Find the word "category" in the material below and gather every line that contains it.

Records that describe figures
____

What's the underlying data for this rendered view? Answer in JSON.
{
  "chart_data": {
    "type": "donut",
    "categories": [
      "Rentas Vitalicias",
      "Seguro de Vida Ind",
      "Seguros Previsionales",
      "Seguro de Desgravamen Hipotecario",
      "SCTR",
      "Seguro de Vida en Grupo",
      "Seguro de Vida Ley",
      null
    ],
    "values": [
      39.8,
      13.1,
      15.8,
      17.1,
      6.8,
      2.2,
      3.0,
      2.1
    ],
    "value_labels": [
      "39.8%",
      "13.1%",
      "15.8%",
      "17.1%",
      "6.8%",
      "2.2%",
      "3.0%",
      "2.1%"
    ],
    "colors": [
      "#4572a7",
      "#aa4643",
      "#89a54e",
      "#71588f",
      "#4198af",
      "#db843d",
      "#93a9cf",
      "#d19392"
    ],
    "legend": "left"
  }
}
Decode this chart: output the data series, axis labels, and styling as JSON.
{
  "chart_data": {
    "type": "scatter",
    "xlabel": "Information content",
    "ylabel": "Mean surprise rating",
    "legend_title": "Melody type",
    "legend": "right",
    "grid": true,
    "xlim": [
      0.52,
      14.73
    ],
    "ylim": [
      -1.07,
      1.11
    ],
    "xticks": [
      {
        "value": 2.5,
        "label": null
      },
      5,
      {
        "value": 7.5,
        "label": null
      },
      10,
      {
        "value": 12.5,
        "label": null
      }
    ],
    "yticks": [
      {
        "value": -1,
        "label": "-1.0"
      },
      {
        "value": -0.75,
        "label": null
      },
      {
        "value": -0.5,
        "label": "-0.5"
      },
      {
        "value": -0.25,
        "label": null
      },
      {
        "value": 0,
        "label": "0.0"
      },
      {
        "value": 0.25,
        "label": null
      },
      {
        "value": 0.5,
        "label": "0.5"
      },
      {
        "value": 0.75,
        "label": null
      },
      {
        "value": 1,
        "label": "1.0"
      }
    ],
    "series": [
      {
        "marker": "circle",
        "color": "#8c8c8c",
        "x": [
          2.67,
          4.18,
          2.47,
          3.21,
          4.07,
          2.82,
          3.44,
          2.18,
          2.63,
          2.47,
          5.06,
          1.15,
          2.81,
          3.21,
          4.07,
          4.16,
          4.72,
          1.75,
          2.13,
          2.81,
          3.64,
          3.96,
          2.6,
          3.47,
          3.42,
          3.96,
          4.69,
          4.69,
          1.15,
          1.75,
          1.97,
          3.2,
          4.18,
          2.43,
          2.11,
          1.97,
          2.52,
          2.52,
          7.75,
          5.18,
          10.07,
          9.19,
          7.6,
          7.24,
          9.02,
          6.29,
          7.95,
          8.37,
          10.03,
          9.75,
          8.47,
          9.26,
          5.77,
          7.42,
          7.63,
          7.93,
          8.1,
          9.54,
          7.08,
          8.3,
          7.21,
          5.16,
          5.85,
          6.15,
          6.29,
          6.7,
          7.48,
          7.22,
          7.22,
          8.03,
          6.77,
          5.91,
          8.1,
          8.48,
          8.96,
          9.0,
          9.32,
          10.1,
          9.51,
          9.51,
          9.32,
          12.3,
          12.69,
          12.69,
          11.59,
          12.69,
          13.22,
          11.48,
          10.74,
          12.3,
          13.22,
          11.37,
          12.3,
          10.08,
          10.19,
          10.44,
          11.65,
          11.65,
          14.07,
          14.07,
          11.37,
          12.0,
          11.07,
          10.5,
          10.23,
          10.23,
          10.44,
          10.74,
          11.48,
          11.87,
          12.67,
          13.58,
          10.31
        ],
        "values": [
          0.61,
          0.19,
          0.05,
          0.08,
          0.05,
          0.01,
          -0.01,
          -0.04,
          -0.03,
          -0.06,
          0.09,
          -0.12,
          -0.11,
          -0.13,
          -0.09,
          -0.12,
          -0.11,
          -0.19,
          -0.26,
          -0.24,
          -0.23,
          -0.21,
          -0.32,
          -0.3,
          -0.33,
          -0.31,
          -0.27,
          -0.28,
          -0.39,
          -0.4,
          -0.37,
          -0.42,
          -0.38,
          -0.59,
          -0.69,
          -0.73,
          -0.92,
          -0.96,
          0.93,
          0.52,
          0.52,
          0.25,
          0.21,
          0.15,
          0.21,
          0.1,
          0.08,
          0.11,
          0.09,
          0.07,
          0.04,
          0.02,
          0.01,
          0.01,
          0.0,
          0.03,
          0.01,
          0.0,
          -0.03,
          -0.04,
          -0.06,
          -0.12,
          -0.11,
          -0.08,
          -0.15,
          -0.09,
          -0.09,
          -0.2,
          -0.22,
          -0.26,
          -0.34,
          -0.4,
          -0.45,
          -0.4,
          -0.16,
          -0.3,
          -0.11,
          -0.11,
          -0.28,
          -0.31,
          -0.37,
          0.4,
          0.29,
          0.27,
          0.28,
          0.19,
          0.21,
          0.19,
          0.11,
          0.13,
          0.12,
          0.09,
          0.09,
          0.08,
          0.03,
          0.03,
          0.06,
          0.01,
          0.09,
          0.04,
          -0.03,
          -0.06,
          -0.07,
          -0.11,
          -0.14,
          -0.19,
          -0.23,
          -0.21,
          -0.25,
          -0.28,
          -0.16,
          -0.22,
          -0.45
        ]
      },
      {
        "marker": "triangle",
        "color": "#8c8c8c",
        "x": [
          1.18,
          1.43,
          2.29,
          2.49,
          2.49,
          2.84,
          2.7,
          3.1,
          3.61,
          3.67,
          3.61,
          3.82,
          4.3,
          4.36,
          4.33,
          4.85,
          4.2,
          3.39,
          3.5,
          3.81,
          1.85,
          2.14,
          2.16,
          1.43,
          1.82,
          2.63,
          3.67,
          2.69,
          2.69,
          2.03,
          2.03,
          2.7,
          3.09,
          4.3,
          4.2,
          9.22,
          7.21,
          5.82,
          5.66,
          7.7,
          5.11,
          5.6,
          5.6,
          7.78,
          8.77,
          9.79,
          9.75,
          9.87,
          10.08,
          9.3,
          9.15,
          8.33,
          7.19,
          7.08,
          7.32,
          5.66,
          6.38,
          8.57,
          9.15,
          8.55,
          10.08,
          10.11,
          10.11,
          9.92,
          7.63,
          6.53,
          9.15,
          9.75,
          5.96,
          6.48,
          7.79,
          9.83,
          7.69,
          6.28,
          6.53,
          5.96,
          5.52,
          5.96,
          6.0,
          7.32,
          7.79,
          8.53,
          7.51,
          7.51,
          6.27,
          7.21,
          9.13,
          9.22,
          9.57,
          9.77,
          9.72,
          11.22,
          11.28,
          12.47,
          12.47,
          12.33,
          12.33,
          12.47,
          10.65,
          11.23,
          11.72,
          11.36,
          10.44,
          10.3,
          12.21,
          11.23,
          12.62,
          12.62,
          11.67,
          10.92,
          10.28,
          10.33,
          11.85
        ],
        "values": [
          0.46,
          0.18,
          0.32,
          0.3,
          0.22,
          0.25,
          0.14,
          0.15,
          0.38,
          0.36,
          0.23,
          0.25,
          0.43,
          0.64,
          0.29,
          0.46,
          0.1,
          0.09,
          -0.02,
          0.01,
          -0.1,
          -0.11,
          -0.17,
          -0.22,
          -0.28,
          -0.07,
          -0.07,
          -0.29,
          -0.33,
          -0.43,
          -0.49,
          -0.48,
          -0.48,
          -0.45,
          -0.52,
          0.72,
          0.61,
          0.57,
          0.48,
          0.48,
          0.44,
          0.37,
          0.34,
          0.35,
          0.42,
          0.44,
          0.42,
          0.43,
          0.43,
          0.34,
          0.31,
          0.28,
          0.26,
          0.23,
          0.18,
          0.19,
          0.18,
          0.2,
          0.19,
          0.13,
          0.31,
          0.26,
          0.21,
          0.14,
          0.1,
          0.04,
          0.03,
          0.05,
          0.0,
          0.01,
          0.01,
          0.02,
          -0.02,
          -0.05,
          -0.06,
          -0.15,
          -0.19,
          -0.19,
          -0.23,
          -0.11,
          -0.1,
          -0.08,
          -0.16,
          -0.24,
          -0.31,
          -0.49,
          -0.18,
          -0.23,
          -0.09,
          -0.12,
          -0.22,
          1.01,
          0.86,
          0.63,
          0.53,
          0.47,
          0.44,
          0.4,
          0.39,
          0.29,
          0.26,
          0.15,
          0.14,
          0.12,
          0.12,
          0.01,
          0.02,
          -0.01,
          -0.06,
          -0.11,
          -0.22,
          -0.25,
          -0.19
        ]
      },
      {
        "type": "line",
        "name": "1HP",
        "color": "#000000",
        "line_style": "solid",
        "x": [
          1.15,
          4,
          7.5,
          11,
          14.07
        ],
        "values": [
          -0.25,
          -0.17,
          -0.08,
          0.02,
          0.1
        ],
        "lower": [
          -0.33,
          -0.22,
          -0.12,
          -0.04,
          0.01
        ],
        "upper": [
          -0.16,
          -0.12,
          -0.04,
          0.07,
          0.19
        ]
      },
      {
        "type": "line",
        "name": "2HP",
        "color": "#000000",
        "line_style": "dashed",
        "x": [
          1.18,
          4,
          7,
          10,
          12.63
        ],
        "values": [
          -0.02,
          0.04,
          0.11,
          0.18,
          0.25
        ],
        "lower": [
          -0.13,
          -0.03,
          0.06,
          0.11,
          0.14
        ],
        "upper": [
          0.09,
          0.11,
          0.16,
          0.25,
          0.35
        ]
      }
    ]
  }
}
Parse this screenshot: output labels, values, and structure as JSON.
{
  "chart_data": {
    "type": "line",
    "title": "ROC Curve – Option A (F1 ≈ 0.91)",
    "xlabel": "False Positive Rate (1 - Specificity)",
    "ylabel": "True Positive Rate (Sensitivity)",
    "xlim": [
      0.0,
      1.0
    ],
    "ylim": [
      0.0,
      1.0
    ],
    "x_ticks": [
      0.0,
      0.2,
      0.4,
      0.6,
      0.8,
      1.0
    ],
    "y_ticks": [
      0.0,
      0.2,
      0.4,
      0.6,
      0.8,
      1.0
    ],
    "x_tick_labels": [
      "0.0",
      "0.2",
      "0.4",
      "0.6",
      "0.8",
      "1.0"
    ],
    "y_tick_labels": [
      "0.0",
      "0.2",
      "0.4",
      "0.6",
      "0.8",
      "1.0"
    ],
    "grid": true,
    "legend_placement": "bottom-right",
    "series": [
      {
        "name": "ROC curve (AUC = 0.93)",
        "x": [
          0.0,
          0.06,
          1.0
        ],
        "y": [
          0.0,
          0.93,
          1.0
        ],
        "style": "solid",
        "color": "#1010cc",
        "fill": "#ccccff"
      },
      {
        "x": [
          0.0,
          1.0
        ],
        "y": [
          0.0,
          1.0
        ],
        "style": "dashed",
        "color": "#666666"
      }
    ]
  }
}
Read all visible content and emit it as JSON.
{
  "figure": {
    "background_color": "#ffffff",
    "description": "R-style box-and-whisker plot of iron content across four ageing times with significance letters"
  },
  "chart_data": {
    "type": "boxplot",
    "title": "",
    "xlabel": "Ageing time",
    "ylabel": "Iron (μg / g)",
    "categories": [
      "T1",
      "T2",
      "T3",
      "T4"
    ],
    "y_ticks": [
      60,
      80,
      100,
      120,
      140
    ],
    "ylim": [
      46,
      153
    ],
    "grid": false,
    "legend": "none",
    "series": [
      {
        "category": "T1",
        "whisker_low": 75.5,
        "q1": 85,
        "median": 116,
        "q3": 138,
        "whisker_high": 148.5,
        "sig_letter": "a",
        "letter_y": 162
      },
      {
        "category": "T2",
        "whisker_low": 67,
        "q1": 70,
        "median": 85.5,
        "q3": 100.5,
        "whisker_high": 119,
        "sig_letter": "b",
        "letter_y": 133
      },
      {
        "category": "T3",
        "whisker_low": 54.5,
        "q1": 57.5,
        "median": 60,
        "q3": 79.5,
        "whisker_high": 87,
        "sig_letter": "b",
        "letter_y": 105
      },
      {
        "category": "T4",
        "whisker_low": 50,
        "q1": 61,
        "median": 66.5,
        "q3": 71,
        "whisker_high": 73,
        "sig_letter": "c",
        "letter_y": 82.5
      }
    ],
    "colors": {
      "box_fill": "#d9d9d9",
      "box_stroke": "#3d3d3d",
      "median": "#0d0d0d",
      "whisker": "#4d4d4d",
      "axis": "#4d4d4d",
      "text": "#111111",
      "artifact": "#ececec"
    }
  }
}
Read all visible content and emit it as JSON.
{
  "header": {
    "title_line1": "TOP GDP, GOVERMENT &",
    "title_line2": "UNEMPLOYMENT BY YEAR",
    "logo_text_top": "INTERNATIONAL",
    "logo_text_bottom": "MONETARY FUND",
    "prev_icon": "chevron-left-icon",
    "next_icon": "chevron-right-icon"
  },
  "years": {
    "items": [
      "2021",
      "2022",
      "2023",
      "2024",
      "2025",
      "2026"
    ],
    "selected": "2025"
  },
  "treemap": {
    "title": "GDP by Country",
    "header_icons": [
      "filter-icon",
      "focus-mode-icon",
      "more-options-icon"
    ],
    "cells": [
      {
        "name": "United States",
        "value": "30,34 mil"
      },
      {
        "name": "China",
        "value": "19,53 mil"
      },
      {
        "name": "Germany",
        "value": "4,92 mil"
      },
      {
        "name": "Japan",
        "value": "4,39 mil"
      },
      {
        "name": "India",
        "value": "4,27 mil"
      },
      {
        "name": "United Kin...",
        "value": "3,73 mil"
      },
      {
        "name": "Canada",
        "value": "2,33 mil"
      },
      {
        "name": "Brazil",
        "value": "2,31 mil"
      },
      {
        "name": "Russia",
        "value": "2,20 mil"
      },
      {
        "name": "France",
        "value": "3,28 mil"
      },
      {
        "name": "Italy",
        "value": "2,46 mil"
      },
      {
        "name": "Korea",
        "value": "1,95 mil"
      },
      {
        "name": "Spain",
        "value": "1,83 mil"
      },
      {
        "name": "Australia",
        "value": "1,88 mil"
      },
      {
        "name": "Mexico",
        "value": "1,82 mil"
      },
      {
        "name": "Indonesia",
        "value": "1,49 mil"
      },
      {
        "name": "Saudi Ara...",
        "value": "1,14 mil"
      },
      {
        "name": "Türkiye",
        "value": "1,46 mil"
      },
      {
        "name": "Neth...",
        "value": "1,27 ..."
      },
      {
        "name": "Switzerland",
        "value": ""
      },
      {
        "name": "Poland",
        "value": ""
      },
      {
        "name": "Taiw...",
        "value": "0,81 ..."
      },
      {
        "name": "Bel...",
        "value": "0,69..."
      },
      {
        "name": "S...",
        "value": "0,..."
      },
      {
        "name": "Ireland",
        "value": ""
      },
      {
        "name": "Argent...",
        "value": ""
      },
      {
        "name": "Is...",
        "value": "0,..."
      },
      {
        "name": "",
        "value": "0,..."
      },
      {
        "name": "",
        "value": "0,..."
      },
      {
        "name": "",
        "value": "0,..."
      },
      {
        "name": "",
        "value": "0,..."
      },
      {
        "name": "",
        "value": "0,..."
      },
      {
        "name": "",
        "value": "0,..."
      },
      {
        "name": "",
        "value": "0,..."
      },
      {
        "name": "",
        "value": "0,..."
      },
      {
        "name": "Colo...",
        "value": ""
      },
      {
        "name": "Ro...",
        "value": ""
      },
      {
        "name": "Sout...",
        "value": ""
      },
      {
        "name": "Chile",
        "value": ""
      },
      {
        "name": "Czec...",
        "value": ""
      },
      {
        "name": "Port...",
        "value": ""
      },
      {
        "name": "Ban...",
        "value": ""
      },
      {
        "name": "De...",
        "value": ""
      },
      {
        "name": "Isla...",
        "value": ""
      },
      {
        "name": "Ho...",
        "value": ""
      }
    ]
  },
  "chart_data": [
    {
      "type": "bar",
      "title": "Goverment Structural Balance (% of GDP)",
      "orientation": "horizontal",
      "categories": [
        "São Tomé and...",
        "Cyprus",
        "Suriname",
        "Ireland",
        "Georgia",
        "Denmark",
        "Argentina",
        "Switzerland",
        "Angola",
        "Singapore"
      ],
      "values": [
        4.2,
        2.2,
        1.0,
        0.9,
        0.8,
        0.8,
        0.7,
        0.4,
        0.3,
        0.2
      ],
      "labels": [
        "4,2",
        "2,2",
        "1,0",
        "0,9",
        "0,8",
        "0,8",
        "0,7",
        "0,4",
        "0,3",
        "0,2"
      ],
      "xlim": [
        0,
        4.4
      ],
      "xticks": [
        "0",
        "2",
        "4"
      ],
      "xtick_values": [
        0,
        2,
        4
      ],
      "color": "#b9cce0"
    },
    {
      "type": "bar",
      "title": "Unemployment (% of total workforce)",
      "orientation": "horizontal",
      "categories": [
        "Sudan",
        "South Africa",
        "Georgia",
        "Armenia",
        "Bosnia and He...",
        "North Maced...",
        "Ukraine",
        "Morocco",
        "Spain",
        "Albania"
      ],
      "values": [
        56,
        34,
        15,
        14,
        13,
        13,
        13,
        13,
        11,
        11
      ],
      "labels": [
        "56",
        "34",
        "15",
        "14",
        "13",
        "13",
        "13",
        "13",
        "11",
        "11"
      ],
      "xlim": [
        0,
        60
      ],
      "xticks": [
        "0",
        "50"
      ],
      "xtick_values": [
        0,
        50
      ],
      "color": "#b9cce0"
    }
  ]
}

____

## Correct response
        "category": "T1",
        "category": "T2",
        "category": "T3",
        "category": "T4",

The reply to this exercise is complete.